### Entries provided

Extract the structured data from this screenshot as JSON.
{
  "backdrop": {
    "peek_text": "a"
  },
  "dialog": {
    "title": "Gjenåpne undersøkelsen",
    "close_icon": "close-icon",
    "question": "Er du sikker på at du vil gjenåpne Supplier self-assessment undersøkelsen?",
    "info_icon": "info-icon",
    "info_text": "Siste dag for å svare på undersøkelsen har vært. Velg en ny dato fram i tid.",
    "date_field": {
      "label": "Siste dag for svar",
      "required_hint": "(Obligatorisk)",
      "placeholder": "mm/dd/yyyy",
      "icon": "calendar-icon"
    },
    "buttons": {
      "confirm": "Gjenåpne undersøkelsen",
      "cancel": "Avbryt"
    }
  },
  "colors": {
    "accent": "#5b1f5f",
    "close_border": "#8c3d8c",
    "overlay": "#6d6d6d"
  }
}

### Task to complete
How many lines of the listing above include the word "Siste"? Reply with the number alone.

### Reply
2